Take every line from the material that has the word "name" in it.
[start of MATERIAL PROVIDED]
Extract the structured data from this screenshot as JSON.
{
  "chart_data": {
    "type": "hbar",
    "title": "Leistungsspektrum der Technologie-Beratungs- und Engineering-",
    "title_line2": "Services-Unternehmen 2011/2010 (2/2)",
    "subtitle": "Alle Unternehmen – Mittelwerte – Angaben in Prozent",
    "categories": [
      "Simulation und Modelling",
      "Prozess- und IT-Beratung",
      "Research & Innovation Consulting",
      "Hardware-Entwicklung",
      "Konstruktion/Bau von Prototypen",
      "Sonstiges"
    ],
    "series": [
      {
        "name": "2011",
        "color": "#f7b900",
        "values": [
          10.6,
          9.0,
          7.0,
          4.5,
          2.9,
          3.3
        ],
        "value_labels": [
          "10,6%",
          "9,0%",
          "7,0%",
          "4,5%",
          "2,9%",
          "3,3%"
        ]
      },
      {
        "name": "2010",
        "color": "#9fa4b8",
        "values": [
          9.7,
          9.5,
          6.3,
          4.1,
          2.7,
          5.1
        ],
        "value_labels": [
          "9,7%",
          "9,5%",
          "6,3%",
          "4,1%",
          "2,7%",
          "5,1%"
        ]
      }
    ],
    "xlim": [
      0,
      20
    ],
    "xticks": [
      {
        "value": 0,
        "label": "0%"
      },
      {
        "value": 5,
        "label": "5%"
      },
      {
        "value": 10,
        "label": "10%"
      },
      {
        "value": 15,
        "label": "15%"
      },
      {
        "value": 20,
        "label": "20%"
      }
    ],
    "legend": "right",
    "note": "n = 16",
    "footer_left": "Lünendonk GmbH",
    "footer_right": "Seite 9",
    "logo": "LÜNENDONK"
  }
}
[end of MATERIAL PROVIDED]
[start of MATERIAL PROVIDED]
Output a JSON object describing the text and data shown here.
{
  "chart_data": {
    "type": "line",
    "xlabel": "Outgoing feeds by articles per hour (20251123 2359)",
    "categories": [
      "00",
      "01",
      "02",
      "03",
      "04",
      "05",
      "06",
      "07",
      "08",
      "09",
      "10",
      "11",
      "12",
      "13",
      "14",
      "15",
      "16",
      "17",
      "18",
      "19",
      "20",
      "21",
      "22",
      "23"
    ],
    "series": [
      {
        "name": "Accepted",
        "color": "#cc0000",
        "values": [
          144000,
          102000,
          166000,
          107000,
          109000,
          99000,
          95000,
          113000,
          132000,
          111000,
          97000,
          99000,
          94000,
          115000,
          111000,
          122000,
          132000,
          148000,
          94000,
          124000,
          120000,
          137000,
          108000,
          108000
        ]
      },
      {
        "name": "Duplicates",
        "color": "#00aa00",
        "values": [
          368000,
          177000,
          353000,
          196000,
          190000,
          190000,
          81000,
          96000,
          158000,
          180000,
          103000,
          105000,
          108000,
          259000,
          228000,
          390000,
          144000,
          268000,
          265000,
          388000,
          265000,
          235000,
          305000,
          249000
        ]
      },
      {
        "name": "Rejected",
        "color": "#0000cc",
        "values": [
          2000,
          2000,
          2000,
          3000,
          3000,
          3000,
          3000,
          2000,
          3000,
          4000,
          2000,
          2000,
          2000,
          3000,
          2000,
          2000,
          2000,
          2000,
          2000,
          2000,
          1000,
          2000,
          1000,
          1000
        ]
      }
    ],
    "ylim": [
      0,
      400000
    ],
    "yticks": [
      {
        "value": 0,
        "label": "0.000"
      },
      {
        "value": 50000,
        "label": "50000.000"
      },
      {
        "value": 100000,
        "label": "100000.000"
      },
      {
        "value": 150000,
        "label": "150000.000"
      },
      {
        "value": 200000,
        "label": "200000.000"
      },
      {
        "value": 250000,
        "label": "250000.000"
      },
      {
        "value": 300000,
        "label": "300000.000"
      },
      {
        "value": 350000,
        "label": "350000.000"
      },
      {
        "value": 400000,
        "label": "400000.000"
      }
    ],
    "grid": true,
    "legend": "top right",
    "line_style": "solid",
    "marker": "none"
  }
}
[end of MATERIAL PROVIDED]
### EXERCISE ANSWER
        "name": "2011",
        "name": "2010",
        "name": "Accepted",
        "name": "Duplicates",
        "name": "Rejected",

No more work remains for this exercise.